DIRECTIONS FOR THIS TASK
Find the lines below that contain the word "yaxshilash" and count them. Only the number should be given.
── DATA TO USE
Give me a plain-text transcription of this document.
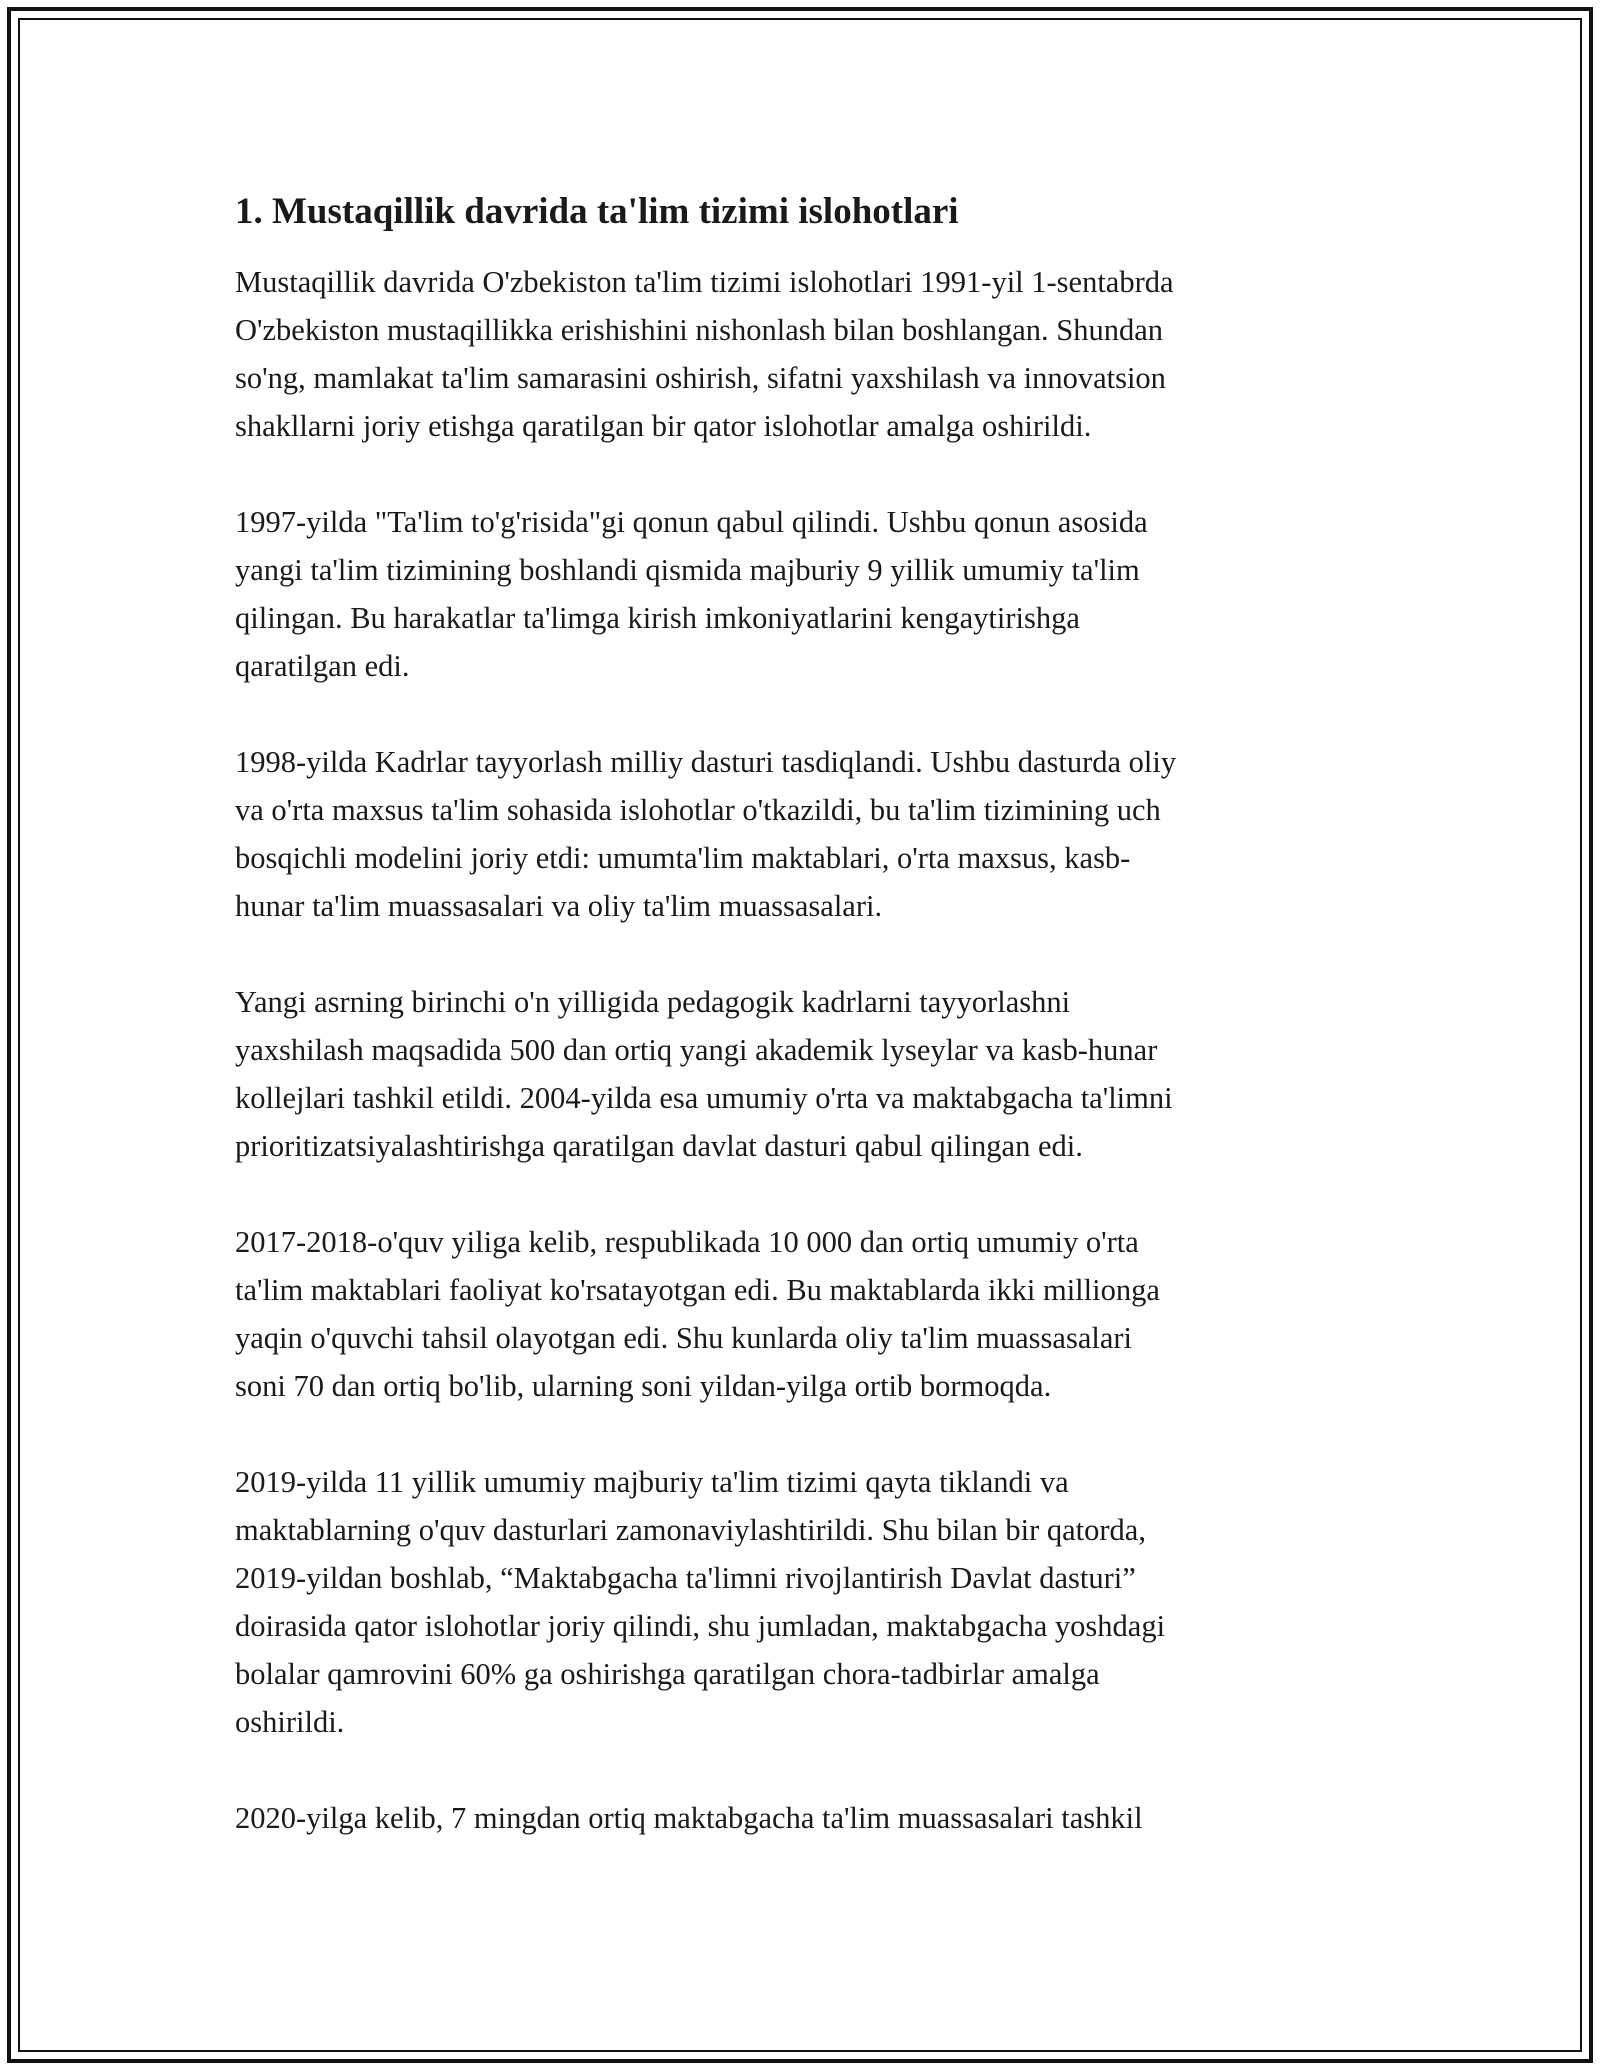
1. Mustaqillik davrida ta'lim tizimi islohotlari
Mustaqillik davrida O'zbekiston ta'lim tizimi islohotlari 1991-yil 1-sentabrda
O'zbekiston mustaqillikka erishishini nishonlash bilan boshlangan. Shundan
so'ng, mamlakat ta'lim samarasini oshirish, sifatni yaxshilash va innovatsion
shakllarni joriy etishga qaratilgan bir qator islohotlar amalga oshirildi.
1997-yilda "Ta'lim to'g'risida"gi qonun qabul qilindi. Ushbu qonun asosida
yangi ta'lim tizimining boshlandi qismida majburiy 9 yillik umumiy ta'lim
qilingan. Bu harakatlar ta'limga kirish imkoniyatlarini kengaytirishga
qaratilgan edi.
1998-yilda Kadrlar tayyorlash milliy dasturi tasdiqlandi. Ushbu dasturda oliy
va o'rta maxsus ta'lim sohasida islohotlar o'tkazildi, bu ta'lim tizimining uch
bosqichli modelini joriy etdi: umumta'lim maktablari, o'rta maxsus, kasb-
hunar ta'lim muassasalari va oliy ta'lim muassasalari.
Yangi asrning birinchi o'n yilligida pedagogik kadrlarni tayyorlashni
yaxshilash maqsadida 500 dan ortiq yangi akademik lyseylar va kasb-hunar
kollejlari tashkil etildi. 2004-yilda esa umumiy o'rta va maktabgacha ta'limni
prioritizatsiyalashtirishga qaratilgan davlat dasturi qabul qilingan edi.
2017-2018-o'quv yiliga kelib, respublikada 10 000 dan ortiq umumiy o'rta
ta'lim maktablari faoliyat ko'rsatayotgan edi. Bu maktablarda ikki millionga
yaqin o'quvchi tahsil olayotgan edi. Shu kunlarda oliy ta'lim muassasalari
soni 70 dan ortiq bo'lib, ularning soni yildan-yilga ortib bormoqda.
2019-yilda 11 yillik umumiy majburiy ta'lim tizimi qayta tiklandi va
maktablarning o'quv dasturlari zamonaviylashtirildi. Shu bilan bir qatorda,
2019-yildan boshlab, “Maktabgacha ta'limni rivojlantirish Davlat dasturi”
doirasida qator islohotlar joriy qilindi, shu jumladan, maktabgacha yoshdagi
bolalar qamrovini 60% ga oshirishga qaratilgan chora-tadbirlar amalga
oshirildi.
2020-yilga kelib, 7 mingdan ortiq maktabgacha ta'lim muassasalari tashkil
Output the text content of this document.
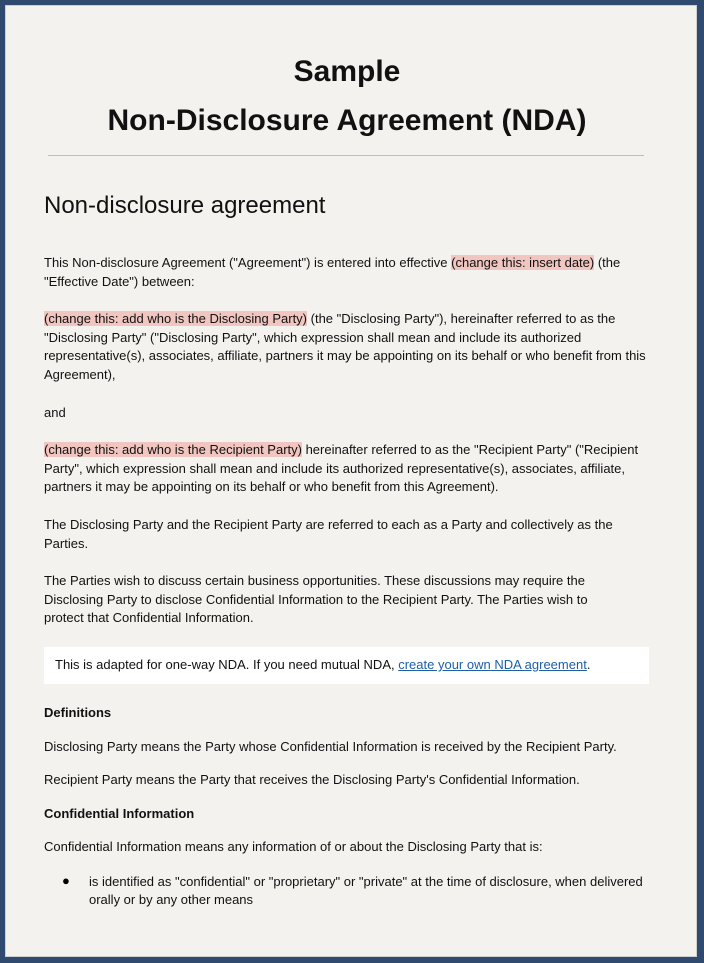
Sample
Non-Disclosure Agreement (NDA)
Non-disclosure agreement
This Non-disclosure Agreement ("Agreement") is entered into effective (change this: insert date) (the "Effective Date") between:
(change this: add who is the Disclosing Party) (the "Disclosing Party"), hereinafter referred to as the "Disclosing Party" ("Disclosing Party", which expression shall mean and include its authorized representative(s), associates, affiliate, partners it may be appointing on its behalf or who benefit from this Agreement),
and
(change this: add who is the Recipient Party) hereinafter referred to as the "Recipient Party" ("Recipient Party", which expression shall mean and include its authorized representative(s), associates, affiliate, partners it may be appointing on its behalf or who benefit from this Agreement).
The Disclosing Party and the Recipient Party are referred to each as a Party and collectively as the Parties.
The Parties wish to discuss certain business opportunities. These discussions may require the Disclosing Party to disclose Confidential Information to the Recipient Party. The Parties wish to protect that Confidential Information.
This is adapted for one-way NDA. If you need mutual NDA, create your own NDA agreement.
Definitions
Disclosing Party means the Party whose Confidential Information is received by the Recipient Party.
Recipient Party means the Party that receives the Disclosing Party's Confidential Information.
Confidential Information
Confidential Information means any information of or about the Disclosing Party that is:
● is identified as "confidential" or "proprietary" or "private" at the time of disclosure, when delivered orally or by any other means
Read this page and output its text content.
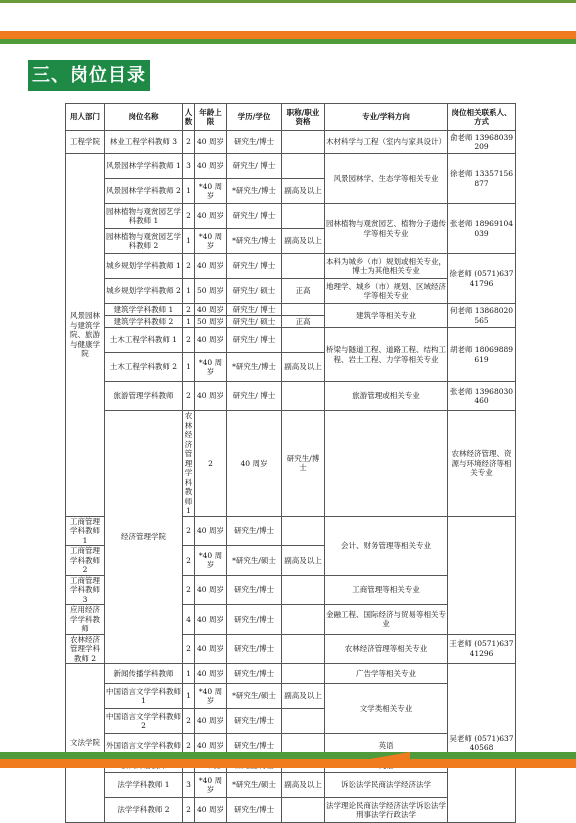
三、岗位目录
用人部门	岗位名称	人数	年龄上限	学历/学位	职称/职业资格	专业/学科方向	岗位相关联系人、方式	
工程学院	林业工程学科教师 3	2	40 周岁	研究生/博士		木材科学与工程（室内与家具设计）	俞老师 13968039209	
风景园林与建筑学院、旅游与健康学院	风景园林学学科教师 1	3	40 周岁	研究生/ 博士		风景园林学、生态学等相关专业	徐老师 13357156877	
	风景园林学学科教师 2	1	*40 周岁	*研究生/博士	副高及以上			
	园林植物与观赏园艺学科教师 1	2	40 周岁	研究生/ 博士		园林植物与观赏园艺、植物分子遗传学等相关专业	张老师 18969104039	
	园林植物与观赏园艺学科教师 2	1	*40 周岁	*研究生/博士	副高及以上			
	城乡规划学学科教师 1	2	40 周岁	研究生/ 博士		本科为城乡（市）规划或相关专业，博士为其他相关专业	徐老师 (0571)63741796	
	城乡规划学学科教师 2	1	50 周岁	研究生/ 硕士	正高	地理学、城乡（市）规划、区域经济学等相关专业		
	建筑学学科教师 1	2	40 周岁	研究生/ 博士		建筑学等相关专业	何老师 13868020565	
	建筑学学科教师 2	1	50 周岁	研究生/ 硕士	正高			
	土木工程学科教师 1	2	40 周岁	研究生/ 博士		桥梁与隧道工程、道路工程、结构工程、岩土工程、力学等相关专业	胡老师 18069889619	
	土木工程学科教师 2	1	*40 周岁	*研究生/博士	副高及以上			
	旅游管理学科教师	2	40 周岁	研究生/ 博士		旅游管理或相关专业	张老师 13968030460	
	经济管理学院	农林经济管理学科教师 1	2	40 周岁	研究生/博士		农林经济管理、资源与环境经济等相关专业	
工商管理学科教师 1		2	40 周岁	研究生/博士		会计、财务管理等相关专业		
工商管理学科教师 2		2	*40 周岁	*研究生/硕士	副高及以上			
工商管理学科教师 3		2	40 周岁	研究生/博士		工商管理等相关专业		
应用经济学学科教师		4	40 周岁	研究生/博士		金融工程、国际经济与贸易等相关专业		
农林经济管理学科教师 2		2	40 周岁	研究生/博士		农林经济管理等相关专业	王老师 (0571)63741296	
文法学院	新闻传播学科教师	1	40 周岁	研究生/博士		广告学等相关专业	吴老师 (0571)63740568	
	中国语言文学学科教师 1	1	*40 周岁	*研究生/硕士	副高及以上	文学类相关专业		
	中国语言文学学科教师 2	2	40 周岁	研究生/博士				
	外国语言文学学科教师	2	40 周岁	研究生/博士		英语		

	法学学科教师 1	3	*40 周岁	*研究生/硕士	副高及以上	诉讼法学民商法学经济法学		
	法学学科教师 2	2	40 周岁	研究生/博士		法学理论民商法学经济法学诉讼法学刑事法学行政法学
────
ANSWER TO THIS TASK
2